▸ **Description of the task**: Copy out every line in which the string "TRENDLINE" occurs.

▸ **Data to process**:
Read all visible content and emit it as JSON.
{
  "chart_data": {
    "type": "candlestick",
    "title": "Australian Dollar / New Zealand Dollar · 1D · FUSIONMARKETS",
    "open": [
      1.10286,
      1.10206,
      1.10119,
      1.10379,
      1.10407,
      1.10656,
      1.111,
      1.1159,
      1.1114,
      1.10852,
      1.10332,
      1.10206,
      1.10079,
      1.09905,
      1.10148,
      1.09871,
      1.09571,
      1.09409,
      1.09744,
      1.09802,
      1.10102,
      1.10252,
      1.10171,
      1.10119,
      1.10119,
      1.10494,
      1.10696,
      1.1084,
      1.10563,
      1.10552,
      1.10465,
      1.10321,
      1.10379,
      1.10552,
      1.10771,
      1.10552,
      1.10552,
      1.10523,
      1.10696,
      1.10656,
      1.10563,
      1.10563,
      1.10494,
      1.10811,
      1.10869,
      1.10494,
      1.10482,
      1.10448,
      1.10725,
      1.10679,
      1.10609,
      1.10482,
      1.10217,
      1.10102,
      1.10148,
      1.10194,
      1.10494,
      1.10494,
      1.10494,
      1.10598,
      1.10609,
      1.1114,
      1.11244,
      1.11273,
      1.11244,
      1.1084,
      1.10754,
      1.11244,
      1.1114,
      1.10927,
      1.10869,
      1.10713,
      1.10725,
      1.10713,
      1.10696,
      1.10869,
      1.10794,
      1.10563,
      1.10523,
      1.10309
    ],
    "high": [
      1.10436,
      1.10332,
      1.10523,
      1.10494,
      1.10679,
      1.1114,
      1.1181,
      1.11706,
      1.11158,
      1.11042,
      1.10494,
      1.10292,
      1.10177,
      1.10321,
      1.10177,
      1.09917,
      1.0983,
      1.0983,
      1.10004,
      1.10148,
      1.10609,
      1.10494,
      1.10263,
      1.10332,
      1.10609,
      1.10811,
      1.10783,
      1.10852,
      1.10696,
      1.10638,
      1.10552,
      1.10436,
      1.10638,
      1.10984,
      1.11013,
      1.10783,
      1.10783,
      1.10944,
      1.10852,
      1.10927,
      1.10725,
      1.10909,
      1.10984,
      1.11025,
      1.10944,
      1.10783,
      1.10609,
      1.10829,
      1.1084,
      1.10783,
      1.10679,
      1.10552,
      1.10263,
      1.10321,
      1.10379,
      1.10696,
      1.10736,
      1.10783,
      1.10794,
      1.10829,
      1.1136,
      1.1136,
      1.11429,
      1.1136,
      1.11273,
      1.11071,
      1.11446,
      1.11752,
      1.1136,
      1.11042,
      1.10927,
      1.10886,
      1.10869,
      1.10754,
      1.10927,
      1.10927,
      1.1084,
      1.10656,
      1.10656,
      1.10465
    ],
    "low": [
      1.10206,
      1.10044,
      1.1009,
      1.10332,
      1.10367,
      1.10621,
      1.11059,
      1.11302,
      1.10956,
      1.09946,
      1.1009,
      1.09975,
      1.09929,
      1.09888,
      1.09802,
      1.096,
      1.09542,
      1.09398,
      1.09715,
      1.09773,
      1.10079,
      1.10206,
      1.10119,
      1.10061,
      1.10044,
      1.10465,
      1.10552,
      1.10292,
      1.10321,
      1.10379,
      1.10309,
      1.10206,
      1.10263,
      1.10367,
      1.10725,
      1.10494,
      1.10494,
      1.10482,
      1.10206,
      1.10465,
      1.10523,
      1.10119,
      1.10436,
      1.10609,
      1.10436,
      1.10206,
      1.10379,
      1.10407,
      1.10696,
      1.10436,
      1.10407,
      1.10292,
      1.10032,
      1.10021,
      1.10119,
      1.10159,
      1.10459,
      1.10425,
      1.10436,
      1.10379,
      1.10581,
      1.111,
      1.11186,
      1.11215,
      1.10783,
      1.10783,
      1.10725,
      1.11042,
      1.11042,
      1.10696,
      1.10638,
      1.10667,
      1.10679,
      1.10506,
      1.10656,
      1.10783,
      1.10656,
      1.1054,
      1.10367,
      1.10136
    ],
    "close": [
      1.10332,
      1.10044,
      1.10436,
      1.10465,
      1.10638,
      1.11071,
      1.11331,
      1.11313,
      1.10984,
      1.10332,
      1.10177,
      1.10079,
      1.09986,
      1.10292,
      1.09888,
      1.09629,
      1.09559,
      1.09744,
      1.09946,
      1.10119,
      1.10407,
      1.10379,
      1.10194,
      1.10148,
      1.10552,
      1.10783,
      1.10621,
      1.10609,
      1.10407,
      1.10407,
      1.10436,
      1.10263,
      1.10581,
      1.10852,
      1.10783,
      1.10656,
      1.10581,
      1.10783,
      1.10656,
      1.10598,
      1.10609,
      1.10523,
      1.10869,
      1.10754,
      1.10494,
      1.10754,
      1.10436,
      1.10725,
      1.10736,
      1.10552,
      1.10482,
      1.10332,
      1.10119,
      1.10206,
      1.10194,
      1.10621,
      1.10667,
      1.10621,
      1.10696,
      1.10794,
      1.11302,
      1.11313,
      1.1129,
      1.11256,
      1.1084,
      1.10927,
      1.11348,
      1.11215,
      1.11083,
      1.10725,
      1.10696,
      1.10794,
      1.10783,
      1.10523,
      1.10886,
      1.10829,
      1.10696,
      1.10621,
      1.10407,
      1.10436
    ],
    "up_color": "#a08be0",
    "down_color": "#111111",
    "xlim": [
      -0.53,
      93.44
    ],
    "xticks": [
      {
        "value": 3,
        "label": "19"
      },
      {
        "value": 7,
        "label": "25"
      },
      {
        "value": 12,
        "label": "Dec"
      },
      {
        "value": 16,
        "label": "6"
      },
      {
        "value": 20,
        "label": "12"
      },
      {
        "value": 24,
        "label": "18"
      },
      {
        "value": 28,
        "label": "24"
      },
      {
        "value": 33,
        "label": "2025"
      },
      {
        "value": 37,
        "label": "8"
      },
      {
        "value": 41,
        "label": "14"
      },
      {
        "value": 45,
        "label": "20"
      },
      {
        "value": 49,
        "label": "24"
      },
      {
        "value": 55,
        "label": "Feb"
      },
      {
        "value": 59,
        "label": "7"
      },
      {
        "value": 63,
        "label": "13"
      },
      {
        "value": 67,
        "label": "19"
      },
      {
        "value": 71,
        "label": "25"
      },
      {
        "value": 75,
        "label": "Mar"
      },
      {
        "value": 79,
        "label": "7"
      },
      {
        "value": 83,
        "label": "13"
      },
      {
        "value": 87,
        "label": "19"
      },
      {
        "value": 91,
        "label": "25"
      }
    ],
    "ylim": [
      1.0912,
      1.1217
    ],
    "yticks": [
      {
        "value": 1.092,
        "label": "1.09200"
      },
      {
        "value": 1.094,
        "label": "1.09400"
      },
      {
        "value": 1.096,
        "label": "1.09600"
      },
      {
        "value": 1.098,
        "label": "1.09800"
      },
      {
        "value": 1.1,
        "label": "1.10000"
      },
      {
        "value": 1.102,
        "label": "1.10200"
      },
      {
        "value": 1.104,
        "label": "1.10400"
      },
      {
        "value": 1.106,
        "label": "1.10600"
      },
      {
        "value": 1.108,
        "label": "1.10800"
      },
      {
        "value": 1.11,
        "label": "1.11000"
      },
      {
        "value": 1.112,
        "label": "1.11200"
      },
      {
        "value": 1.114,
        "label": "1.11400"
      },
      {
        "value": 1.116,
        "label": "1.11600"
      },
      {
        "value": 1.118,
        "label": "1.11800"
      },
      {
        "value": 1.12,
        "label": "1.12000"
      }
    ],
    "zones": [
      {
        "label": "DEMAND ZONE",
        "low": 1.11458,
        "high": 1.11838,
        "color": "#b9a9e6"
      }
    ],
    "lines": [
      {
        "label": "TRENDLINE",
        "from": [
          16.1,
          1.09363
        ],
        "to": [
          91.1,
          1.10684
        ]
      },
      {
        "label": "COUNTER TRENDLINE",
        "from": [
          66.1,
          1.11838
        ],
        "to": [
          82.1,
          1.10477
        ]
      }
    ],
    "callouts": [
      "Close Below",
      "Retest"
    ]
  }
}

▸ **Written solution**:
        "label": "TRENDLINE",
        "label": "COUNTER TRENDLINE",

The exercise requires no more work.